Stored data entries
○ ○ ○ ○ ○ ○ ○

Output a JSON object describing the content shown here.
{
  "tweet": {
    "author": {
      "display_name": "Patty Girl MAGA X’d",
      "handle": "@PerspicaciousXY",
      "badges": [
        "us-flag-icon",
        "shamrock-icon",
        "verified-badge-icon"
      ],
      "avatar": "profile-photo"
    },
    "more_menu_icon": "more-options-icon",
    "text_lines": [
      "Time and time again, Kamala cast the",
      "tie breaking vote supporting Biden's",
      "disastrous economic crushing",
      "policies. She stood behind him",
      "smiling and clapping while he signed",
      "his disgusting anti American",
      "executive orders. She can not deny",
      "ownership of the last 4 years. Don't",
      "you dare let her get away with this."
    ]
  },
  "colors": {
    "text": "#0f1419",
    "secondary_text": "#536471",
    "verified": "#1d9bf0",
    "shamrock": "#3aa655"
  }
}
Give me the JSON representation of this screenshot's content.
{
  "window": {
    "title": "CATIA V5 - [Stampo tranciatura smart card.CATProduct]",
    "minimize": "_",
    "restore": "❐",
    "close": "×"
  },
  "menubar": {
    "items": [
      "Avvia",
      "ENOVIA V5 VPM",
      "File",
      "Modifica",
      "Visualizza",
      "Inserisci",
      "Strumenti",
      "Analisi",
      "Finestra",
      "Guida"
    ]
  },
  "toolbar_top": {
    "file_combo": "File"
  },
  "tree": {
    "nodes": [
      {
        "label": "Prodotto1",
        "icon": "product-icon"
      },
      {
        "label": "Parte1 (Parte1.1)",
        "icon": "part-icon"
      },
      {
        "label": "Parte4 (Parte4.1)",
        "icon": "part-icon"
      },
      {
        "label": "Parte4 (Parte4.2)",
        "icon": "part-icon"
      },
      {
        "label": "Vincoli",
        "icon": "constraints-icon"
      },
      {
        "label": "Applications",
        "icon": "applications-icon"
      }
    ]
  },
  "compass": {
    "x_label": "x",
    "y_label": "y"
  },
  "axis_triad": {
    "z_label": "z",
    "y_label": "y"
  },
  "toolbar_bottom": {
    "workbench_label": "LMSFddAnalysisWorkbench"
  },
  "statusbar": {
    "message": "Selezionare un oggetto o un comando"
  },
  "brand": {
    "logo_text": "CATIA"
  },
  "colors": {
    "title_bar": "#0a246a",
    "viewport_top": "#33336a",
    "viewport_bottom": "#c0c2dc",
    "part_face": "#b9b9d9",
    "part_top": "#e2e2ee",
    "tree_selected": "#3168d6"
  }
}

○ ○ ○ ○ ○ ○ ○

* _TASK REQUIREMENTS_: Check each line of the entries above for the word "icon". List the ones that have it.

* _RESULT_:
        "us-flag-icon",
        "shamrock-icon",
        "verified-badge-icon"
    "more_menu_icon": "more-options-icon",
        "icon": "product-icon"
        "icon": "part-icon"
        "icon": "part-icon"
        "icon": "part-icon"
        "icon": "constraints-icon"
        "icon": "applications-icon"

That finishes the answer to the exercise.